- The input

┄┄┄┄┄┄┄┄┄┄

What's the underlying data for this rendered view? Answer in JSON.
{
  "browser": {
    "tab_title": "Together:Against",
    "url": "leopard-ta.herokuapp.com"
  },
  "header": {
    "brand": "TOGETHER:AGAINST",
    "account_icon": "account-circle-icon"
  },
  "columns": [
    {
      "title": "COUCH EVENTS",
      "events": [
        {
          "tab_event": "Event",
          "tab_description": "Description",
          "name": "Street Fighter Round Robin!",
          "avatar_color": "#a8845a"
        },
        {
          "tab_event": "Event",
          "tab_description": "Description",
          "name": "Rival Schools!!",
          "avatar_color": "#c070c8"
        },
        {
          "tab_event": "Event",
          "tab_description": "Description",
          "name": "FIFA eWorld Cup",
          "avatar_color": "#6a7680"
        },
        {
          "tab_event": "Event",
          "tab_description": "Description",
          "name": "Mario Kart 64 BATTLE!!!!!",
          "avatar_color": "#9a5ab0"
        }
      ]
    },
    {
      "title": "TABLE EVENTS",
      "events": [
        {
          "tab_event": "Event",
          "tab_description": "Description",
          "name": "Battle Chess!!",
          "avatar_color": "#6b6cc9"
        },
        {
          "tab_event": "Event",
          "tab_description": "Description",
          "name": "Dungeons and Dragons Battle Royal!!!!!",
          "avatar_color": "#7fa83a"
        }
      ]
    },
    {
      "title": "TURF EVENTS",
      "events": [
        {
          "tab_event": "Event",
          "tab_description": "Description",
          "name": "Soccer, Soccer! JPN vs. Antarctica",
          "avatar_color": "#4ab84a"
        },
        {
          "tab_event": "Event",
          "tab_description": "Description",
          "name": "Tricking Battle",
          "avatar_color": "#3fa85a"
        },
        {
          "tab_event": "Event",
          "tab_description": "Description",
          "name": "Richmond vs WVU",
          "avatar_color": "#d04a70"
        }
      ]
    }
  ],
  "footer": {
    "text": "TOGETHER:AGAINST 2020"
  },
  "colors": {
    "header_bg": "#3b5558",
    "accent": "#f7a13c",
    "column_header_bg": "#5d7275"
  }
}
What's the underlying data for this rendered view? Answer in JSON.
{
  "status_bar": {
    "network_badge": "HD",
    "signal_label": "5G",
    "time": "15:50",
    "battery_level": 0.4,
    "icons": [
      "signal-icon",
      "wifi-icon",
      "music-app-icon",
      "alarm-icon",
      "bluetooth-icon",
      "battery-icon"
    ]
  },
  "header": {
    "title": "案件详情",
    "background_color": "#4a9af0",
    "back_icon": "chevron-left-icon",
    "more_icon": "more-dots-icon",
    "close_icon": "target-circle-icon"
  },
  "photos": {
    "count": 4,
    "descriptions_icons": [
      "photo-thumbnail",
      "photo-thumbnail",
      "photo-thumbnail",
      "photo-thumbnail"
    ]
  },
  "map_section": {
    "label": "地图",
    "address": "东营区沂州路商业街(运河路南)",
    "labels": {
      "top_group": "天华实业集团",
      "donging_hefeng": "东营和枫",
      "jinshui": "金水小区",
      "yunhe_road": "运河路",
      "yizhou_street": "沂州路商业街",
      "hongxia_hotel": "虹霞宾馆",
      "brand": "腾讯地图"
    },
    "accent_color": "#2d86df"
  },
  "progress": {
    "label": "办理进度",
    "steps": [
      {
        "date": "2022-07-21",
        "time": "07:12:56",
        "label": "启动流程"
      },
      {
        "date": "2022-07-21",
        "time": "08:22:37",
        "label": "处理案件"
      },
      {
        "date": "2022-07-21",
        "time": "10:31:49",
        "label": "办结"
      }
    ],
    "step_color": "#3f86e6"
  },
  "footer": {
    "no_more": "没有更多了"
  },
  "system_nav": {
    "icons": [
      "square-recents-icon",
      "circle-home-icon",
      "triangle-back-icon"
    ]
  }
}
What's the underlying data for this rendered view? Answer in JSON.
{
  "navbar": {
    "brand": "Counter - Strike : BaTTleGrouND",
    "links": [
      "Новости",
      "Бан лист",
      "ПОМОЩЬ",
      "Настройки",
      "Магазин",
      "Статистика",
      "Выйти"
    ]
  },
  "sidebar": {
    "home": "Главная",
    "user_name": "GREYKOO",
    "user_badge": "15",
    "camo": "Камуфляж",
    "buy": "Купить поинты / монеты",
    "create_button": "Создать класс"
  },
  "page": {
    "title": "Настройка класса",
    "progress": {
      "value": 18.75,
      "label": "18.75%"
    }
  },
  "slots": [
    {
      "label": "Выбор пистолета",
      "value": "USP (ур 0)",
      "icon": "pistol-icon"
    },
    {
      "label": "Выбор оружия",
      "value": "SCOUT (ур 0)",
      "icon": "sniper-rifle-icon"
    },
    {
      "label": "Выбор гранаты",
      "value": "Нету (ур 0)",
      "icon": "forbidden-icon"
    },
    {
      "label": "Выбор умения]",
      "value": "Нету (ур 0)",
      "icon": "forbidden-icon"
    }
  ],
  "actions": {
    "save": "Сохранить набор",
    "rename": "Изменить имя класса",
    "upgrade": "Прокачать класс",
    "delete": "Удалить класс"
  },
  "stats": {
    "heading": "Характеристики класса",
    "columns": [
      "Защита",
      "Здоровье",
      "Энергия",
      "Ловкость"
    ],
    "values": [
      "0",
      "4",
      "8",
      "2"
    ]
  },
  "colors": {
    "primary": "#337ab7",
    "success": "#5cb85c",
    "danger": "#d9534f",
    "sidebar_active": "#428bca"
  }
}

┄┄┄┄┄┄┄┄┄┄

- What is needed
Lines of the material that contain the word "brand" are to be gathered.

- Reply
    "brand": "TOGETHER:AGAINST",
      "brand": "腾讯地图"
    "brand": "Counter - Strike : BaTTleGrouND",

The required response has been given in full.